**WHAT IS BEING ASKED:** Every line that includes the word "title" is to be listed.

-- start RECORDS FOR THE EXERCISE --

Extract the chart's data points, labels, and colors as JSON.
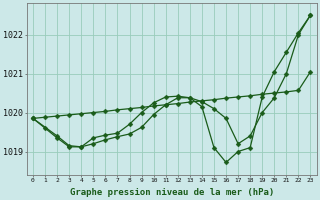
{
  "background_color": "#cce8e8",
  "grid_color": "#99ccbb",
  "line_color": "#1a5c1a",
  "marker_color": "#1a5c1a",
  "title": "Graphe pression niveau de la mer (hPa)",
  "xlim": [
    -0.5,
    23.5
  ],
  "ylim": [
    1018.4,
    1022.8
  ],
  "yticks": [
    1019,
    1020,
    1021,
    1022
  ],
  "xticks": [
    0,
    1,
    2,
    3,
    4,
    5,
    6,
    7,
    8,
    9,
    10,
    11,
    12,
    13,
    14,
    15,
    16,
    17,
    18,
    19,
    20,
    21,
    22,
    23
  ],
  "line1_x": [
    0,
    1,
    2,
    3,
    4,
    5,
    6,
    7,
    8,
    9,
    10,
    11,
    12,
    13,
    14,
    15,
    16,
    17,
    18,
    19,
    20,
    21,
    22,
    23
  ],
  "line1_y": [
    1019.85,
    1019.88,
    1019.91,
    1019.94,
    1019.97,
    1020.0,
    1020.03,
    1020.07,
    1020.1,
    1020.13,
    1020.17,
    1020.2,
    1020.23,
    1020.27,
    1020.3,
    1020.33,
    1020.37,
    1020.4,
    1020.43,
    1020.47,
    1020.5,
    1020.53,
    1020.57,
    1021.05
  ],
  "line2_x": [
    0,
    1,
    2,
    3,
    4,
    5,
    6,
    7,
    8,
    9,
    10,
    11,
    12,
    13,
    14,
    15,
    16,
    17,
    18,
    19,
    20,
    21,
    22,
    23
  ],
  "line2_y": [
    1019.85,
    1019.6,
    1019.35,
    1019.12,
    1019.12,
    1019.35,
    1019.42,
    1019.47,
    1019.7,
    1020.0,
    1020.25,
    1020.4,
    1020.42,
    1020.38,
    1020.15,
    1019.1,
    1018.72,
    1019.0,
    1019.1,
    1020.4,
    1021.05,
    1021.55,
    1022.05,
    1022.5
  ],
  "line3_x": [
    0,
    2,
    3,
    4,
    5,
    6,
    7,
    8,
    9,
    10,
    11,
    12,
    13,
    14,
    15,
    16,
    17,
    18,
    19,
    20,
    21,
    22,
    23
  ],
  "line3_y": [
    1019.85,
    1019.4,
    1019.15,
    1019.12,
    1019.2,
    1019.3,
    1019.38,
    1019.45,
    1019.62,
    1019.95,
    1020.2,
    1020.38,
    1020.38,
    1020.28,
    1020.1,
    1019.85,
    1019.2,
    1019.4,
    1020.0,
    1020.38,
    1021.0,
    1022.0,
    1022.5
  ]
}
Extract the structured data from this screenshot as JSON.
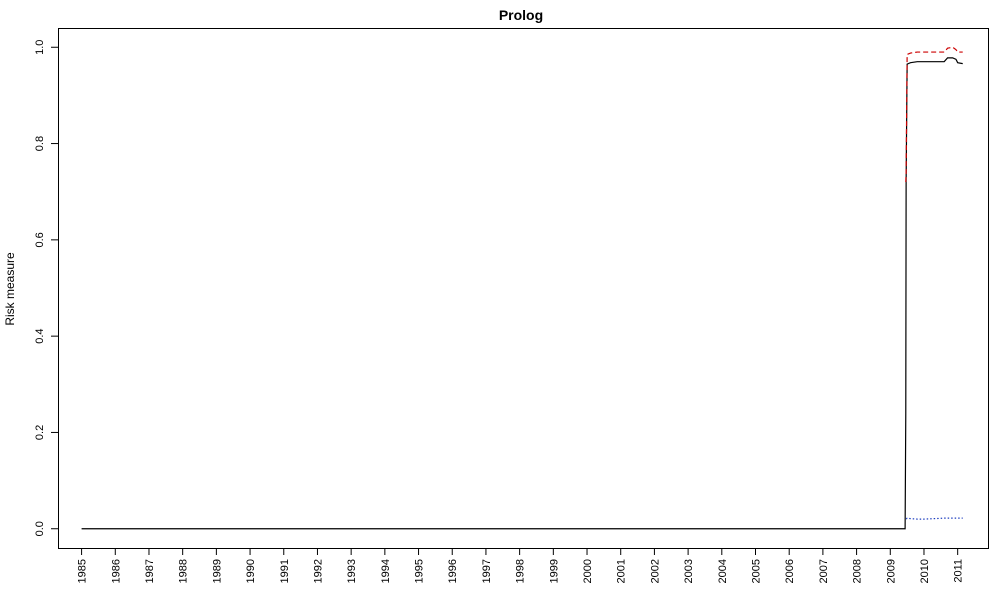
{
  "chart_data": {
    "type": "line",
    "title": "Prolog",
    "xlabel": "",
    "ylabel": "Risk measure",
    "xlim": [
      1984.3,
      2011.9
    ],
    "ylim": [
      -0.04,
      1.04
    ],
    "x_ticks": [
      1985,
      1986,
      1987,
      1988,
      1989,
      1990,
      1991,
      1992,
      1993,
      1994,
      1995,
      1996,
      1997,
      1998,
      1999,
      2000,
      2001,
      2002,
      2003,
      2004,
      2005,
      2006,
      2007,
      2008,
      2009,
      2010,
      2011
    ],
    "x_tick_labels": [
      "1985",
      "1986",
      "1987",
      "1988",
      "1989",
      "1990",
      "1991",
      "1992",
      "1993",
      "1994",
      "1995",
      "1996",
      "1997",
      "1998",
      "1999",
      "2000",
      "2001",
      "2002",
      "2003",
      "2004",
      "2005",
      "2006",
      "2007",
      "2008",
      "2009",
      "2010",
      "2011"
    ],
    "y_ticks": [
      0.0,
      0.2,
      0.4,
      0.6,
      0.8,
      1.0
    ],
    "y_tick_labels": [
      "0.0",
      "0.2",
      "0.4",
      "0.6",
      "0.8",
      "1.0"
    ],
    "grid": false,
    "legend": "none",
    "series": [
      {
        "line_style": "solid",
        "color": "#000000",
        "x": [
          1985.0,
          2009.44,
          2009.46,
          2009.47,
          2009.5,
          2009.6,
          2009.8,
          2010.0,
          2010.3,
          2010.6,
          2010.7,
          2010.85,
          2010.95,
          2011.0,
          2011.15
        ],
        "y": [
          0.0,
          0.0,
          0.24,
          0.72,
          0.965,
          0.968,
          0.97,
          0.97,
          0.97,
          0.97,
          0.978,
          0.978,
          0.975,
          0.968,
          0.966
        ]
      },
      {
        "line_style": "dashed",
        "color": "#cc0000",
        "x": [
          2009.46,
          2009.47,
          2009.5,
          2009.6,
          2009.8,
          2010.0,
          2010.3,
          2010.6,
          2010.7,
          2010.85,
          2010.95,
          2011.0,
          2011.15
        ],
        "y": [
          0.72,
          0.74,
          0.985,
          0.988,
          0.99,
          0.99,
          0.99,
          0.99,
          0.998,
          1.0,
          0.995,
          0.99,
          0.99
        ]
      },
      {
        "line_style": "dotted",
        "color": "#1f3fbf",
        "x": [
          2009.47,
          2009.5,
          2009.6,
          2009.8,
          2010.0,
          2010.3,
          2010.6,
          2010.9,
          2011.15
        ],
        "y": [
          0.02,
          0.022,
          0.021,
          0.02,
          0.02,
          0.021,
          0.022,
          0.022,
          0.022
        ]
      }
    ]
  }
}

-- end RECORDS FOR THE EXERCISE --

**OUTPUT FOR THIS TASK:**
  "title": "Graphe pression niveau de la mer (hPa)",
    "title": "Prolog",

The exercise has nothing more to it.